◆ **Directive**: In the listing below, locate the lines that hold the string "psal". Copy those lines.
○ ○ ○ ○
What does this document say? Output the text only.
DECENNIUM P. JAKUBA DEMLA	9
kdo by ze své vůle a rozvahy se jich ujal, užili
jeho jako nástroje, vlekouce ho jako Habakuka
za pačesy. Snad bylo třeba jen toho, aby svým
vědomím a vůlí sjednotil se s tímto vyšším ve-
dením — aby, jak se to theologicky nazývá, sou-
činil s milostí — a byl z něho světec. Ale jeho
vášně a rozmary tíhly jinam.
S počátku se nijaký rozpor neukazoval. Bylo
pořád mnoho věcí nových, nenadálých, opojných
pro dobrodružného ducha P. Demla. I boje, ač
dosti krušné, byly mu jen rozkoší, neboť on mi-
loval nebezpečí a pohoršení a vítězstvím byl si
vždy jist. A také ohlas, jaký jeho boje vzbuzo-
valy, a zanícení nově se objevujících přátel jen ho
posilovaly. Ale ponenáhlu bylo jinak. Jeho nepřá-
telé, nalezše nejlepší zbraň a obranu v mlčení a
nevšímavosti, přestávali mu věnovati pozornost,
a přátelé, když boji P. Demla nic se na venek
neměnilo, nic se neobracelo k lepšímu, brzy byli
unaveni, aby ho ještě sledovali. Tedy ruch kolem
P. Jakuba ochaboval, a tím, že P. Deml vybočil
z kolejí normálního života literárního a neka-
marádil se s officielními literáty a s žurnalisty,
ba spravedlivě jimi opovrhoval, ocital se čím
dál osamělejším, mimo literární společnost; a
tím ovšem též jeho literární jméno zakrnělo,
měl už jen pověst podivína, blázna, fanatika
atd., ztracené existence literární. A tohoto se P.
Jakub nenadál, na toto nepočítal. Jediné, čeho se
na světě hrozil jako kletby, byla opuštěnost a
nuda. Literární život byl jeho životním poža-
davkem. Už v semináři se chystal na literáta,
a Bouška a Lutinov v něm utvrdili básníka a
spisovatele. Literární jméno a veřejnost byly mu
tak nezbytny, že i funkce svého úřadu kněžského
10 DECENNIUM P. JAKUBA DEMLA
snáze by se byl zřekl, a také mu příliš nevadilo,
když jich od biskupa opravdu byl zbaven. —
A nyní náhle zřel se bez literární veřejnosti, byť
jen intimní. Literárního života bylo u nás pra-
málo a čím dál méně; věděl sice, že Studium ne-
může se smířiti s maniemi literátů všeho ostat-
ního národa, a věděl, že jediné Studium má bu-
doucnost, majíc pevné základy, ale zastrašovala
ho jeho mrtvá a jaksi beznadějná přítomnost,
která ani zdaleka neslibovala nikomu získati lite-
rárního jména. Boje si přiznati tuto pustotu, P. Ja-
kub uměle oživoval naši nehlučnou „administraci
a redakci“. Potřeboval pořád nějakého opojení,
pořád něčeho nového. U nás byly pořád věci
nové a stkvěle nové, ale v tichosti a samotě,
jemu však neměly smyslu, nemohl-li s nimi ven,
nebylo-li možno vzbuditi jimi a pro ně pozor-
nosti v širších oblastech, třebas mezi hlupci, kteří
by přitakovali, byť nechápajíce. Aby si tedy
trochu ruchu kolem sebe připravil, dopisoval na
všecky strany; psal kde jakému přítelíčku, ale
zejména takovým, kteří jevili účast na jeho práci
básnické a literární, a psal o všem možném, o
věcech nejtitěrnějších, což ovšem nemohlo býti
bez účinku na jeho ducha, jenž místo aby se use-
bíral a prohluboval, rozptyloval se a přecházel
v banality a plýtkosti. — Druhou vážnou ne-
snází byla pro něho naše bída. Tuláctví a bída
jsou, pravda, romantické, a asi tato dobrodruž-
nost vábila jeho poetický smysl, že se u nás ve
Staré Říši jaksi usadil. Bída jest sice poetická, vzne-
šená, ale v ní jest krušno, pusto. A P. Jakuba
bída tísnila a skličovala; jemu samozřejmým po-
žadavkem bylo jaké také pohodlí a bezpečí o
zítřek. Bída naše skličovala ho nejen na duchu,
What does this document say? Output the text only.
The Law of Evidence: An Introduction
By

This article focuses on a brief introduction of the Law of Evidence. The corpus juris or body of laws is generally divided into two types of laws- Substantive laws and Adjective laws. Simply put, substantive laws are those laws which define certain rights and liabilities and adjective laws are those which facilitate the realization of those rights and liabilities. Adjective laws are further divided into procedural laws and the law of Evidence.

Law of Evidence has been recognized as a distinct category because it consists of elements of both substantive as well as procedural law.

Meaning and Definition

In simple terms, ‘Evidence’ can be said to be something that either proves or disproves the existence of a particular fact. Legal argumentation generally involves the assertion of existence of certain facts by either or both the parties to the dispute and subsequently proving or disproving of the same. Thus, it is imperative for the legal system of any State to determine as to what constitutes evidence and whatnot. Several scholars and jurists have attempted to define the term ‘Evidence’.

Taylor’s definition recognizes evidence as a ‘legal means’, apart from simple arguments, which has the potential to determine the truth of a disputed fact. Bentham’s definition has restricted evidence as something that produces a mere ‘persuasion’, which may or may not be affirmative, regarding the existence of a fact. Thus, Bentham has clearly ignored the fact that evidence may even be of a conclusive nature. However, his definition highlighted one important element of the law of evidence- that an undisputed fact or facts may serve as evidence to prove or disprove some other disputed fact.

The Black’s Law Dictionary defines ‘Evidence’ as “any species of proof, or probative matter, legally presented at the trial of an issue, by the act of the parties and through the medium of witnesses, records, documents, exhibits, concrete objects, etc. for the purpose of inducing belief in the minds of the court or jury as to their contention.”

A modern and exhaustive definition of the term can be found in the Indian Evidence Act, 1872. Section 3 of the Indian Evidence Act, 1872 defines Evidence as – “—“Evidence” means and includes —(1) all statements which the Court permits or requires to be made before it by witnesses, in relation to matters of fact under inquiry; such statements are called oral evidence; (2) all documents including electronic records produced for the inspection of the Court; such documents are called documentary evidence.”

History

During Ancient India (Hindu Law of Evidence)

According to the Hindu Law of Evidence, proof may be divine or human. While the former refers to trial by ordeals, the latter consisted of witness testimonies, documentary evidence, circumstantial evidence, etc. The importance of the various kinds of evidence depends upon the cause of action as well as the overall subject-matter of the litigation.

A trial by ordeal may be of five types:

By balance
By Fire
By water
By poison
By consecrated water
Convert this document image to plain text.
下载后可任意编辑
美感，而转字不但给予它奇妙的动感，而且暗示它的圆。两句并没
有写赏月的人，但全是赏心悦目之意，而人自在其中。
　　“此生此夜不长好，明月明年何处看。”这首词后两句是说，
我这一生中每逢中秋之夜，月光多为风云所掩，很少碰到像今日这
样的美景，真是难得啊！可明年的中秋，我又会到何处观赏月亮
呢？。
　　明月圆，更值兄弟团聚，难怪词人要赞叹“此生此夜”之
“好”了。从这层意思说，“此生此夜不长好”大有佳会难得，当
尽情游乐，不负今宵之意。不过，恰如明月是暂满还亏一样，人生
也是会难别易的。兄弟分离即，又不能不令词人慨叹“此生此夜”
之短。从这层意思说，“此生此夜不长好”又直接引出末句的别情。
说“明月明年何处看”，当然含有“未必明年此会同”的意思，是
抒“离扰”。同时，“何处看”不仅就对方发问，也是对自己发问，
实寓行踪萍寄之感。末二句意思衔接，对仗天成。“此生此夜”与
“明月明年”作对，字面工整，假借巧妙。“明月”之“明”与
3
○ ○ ○ ○
◆ **Complete output**:
všecky strany; psal kde jakému přítelíčku, ale
básnické a literární, a psal o všem možném, o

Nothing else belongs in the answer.